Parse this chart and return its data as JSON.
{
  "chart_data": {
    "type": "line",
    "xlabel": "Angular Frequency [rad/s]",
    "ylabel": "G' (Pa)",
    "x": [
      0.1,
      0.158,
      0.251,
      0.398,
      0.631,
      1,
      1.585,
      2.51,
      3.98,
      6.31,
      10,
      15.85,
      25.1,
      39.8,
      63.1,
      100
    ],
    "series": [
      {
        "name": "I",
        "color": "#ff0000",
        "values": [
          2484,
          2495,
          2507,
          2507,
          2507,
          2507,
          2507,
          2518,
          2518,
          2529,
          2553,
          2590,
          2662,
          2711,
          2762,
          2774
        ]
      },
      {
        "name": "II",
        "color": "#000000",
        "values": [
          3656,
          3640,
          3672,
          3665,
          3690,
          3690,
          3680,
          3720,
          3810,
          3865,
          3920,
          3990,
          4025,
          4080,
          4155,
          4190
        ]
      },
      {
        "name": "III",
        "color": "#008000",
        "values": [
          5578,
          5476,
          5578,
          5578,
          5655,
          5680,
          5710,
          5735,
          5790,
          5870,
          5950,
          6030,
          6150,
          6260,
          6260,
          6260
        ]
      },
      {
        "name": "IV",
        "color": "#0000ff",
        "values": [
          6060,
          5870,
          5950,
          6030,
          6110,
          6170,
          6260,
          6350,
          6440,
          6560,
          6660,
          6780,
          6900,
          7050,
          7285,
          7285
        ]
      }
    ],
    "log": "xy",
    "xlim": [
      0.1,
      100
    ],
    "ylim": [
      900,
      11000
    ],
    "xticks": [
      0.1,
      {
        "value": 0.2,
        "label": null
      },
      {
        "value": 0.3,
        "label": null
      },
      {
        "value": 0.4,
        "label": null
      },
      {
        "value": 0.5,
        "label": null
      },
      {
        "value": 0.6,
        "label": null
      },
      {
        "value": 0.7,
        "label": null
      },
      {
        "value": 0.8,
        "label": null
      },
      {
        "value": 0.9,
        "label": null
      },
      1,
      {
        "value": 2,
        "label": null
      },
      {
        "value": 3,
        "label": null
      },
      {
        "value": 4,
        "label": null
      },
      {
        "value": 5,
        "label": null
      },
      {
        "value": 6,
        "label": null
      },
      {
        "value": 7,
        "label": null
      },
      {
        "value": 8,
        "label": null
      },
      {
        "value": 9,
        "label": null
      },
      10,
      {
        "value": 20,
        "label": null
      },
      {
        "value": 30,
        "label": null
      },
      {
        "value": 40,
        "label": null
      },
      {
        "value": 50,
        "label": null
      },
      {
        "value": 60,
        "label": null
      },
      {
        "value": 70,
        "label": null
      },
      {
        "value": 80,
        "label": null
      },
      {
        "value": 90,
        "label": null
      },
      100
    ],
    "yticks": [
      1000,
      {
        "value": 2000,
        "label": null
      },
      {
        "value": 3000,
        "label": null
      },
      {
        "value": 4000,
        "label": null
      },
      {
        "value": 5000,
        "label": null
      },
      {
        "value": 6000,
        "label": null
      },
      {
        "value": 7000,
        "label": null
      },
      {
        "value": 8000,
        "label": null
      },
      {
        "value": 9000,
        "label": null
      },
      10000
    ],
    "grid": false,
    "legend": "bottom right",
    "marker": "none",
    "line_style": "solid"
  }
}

________________________

§ What is expected:
Transcribe every record above exactly as it appears.

§ Output of the task:
Parse this chart and return its data as JSON.
{
  "chart_data": {
    "type": "line",
    "xlabel": "Angular Frequency [rad/s]",
    "ylabel": "G' (Pa)",
    "x": [
      0.1,
      0.158,
      0.251,
      0.398,
      0.631,
      1,
      1.585,
      2.51,
      3.98,
      6.31,
      10,
      15.85,
      25.1,
      39.8,
      63.1,
      100
    ],
    "series": [
      {
        "name": "I",
        "color": "#ff0000",
        "values": [
          2484,
          2495,
          2507,
          2507,
          2507,
          2507,
          2507,
          2518,
          2518,
          2529,
          2553,
          2590,
          2662,
          2711,
          2762,
          2774
        ]
      },
      {
        "name": "II",
        "color": "#000000",
        "values": [
          3656,
          3640,
          3672,
          3665,
          3690,
          3690,
          3680,
          3720,
          3810,
          3865,
          3920,
          3990,
          4025,
          4080,
          4155,
          4190
        ]
      },
      {
        "name": "III",
        "color": "#008000",
        "values": [
          5578,
          5476,
          5578,
          5578,
          5655,
          5680,
          5710,
          5735,
          5790,
          5870,
          5950,
          6030,
          6150,
          6260,
          6260,
          6260
        ]
      },
      {
        "name": "IV",
        "color": "#0000ff",
        "values": [
          6060,
          5870,
          5950,
          6030,
          6110,
          6170,
          6260,
          6350,
          6440,
          6560,
          6660,
          6780,
          6900,
          7050,
          7285,
          7285
        ]
      }
    ],
    "log": "xy",
    "xlim": [
      0.1,
      100
    ],
    "ylim": [
      900,
      11000
    ],
    "xticks": [
      0.1,
      {
        "value": 0.2,
        "label": null
      },
      {
        "value": 0.3,
        "label": null
      },
      {
        "value": 0.4,
        "label": null
      },
      {
        "value": 0.5,
        "label": null
      },
      {
        "value": 0.6,
        "label": null
      },
      {
        "value": 0.7,
        "label": null
      },
      {
        "value": 0.8,
        "label": null
      },
      {
        "value": 0.9,
        "label": null
      },
      1,
      {
        "value": 2,
        "label": null
      },
      {
        "value": 3,
        "label": null
      },
      {
        "value": 4,
        "label": null
      },
      {
        "value": 5,
        "label": null
      },
      {
        "value": 6,
        "label": null
      },
      {
        "value": 7,
        "label": null
      },
      {
        "value": 8,
        "label": null
      },
      {
        "value": 9,
        "label": null
      },
      10,
      {
        "value": 20,
        "label": null
      },
      {
        "value": 30,
        "label": null
      },
      {
        "value": 40,
        "label": null
      },
      {
        "value": 50,
        "label": null
      },
      {
        "value": 60,
        "label": null
      },
      {
        "value": 70,
        "label": null
      },
      {
        "value": 80,
        "label": null
      },
      {
        "value": 90,
        "label": null
      },
      100
    ],
    "yticks": [
      1000,
      {
        "value": 2000,
        "label": null
      },
      {
        "value": 3000,
        "label": null
      },
      {
        "value": 4000,
        "label": null
      },
      {
        "value": 5000,
        "label": null
      },
      {
        "value": 6000,
        "label": null
      },
      {
        "value": 7000,
        "label": null
      },
      {
        "value": 8000,
        "label": null
      },
      {
        "value": 9000,
        "label": null
      },
      10000
    ],
    "grid": false,
    "legend": "bottom right",
    "marker": "none",
    "line_style": "solid"
  }
}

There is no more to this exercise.